— BEGIN Given data —
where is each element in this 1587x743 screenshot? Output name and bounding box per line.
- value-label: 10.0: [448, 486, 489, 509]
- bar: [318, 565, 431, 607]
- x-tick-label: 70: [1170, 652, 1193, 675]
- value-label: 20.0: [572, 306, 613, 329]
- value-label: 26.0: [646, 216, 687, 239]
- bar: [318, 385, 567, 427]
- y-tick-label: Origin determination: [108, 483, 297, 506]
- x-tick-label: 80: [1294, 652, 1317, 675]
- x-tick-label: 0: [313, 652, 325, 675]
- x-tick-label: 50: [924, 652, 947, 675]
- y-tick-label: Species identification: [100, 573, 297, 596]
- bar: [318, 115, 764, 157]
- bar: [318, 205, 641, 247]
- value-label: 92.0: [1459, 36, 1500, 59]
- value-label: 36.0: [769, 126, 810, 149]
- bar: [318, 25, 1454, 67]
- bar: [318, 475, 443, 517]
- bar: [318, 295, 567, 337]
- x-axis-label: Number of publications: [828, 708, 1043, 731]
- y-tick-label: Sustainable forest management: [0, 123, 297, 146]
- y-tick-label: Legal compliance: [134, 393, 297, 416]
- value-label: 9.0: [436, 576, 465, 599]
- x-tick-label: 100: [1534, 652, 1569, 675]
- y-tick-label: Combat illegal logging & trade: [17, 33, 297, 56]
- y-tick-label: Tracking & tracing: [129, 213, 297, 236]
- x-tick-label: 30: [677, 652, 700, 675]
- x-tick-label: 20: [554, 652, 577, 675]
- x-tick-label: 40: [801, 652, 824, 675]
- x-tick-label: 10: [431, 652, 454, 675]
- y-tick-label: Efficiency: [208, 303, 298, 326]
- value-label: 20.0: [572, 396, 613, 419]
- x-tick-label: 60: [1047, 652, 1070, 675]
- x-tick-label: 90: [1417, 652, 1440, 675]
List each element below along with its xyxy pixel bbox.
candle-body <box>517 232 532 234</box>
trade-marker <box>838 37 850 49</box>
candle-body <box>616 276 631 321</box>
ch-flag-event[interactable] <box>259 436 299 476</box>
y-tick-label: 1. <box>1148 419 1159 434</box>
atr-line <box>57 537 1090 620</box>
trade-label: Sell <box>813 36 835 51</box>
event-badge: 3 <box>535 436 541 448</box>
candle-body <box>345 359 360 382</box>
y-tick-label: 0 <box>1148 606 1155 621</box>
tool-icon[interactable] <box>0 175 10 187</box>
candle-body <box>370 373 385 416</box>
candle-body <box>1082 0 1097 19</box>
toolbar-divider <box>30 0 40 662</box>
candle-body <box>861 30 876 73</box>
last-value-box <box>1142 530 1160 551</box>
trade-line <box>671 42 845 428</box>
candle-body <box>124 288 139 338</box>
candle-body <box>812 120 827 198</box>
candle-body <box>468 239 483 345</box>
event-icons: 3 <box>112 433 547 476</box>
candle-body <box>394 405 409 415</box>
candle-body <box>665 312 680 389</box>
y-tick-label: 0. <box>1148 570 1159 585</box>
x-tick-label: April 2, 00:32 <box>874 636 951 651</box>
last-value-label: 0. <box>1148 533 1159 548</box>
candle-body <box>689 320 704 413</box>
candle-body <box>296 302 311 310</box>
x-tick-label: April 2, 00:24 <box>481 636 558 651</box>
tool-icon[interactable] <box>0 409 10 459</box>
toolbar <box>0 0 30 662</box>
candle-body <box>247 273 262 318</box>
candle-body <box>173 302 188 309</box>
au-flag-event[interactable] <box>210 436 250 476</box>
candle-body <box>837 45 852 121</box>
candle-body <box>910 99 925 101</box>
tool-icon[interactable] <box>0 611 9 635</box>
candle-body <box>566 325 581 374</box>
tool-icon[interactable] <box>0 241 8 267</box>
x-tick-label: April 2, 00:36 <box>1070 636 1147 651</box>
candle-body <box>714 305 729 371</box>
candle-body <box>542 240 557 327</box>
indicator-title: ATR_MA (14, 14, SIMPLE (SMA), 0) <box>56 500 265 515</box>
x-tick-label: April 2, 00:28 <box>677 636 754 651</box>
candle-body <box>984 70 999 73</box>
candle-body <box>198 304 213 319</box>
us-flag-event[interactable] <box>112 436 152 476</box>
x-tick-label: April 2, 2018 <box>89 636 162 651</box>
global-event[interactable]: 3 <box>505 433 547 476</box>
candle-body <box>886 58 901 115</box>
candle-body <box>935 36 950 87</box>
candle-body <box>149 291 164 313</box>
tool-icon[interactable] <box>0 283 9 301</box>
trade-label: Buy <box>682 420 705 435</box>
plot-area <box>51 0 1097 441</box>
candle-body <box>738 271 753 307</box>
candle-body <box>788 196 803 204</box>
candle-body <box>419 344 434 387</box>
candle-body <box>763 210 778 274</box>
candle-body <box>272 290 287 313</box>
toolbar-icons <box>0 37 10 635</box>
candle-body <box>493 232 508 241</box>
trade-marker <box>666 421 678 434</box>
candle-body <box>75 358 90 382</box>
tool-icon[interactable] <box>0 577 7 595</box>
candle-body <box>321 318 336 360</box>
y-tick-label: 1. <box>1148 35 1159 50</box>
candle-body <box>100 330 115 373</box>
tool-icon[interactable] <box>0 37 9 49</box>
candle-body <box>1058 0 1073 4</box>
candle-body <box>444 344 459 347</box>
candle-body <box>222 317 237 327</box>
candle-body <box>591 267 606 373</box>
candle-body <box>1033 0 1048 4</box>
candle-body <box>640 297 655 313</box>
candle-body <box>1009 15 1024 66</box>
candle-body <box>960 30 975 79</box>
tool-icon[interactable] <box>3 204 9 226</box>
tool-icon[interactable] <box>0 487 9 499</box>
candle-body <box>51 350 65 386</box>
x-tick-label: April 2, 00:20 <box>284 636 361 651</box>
— END Given data —
◆ **Exercise requirements**:
Write out everything from the first of the rows above down to the line that contains "- bar: [318, 385, 567, 427]", with both of those lines included.

◆ **Full answer**:
where is each element in this 1587x743 screenshot? Output name and bounding box per line.
- value-label: 10.0: [448, 486, 489, 509]
- bar: [318, 565, 431, 607]
- x-tick-label: 70: [1170, 652, 1193, 675]
- value-label: 20.0: [572, 306, 613, 329]
- value-label: 26.0: [646, 216, 687, 239]
- bar: [318, 385, 567, 427]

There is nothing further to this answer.